Make a verbatim copy of the entries below; pictures stay out.

Data entries
——

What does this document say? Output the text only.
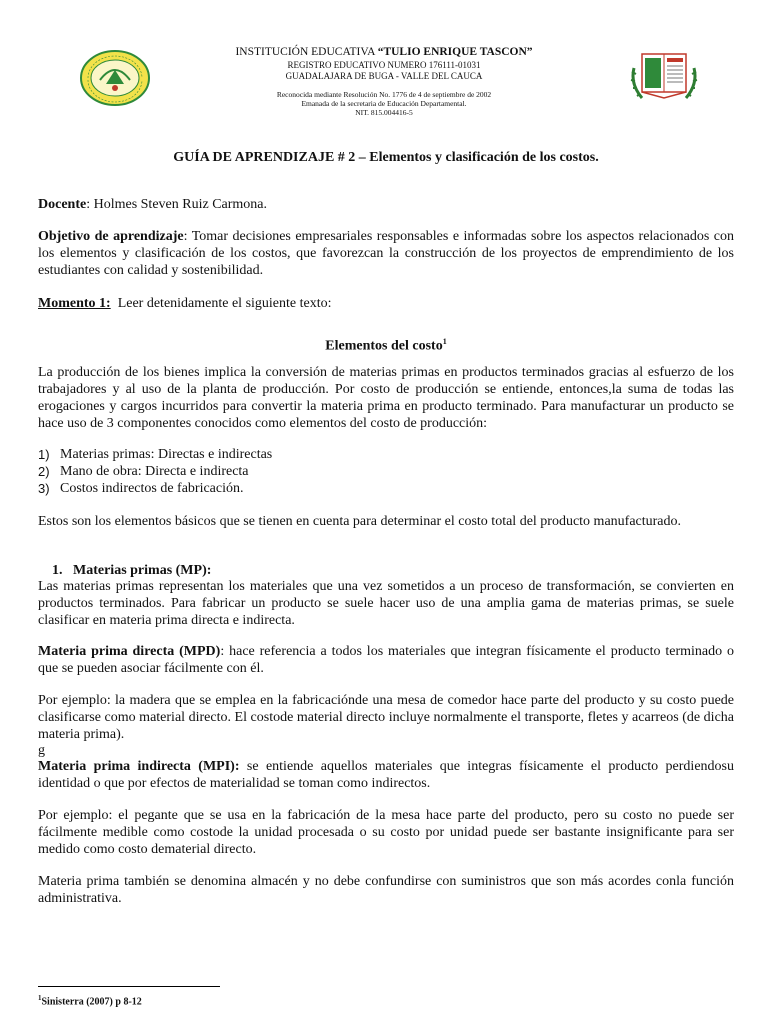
INSTITUCIÓN EDUCATIVA “TULIO ENRIQUE TASCON”
REGISTRO EDUCATIVO NUMERO 176111-01031
GUADALAJARA DE BUGA - VALLE DEL CAUCA
Reconocida mediante Resolución No. 1776 de 4 de septiembre de 2002
Emanada de la secretaria de Educación Departamental.
NIT. 815.004416-5
GUÍA DE APRENDIZAJE # 2 – Elementos y clasificación de los costos.
Docente: Holmes Steven Ruiz Carmona.
Objetivo de aprendizaje: Tomar decisiones empresariales responsables e informadas sobre los aspectos relacionados con los elementos y clasificación de los costos, que favorezcan la construcción de los proyectos de emprendimiento de los estudiantes con calidad y sostenibilidad.
Momento 1:  Leer detenidamente el siguiente texto:
Elementos del costo$^1$
La producción de los bienes implica la conversión de materias primas en productos terminados gracias al esfuerzo de los trabajadores y al uso de la planta de producción. Por costo de producción se entiende, entonces,la suma de todas las erogaciones y cargos incurridos para convertir la materia prima en producto terminado. Para manufacturar un producto se hace uso de 3 componentes conocidos como elementos del costo de producción:
1) Materias primas: Directas e indirectas
2) Mano de obra: Directa e indirecta
3) Costos indirectos de fabricación.
Estos son los elementos básicos que se tienen en cuenta para determinar el costo total del producto manufacturado.

1.   Materias primas (MP):

Las materias primas representan los materiales que una vez sometidos a un proceso de transformación, se convierten en productos terminados. Para fabricar un producto se suele hacer uso de una amplia gama de materias primas, se suele clasificar en materia prima directa e indirecta.
Materia prima directa (MPD): hace referencia a todos los materiales que integran físicamente el producto terminado o que se pueden asociar fácilmente con él.
Por ejemplo: la madera que se emplea en la fabricaciónde una mesa de comedor hace parte del producto y su costo puede clasificarse como material directo. El costode material directo incluye normalmente el transporte, fletes y acarreos (de dicha materia prima).
g
Materia prima indirecta (MPI): se entiende aquellos materiales que integras físicamente el producto perdiendosu identidad o que por efectos de materialidad se toman como indirectos.
Por ejemplo: el pegante que se usa en la fabricación de la mesa hace parte del producto, pero su costo no puede ser fácilmente medible como costode la unidad procesada o su costo por unidad puede ser bastante insignificante para ser medido como costo dematerial directo.
Materia prima también se denomina almacén y no debe confundirse con suministros que son más acordes conla función administrativa.
$^1$Sinisterra (2007) p 8-12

——

> _Result of the task_
What does this document say? Output the text only.
INSTITUCIÓN EDUCATIVA “TULIO ENRIQUE TASCON”
REGISTRO EDUCATIVO NUMERO 176111-01031
GUADALAJARA DE BUGA - VALLE DEL CAUCA
Reconocida mediante Resolución No. 1776 de 4 de septiembre de 2002
Emanada de la secretaria de Educación Departamental.
NIT. 815.004416-5
GUÍA DE APRENDIZAJE # 2 – Elementos y clasificación de los costos.
Docente: Holmes Steven Ruiz Carmona.
Objetivo de aprendizaje: Tomar decisiones empresariales responsables e informadas sobre los aspectos relacionados con los elementos y clasificación de los costos, que favorezcan la construcción de los proyectos de emprendimiento de los estudiantes con calidad y sostenibilidad.
Momento 1:  Leer detenidamente el siguiente texto:
Elementos del costo$^1$
La producción de los bienes implica la conversión de materias primas en productos terminados gracias al esfuerzo de los trabajadores y al uso de la planta de producción. Por costo de producción se entiende, entonces,la suma de todas las erogaciones y cargos incurridos para convertir la materia prima en producto terminado. Para manufacturar un producto se hace uso de 3 componentes conocidos como elementos del costo de producción:
1) Materias primas: Directas e indirectas
2) Mano de obra: Directa e indirecta
3) Costos indirectos de fabricación.
Estos son los elementos básicos que se tienen en cuenta para determinar el costo total del producto manufacturado.

1.   Materias primas (MP):

Las materias primas representan los materiales que una vez sometidos a un proceso de transformación, se convierten en productos terminados. Para fabricar un producto se suele hacer uso de una amplia gama de materias primas, se suele clasificar en materia prima directa e indirecta.
Materia prima directa (MPD): hace referencia a todos los materiales que integran físicamente el producto terminado o que se pueden asociar fácilmente con él.
Por ejemplo: la madera que se emplea en la fabricaciónde una mesa de comedor hace parte del producto y su costo puede clasificarse como material directo. El costode material directo incluye normalmente el transporte, fletes y acarreos (de dicha materia prima).
g
Materia prima indirecta (MPI): se entiende aquellos materiales que integras físicamente el producto perdiendosu identidad o que por efectos de materialidad se toman como indirectos.
Por ejemplo: el pegante que se usa en la fabricación de la mesa hace parte del producto, pero su costo no puede ser fácilmente medible como costode la unidad procesada o su costo por unidad puede ser bastante insignificante para ser medido como costo dematerial directo.
Materia prima también se denomina almacén y no debe confundirse con suministros que son más acordes conla función administrativa.
$^1$Sinisterra (2007) p 8-12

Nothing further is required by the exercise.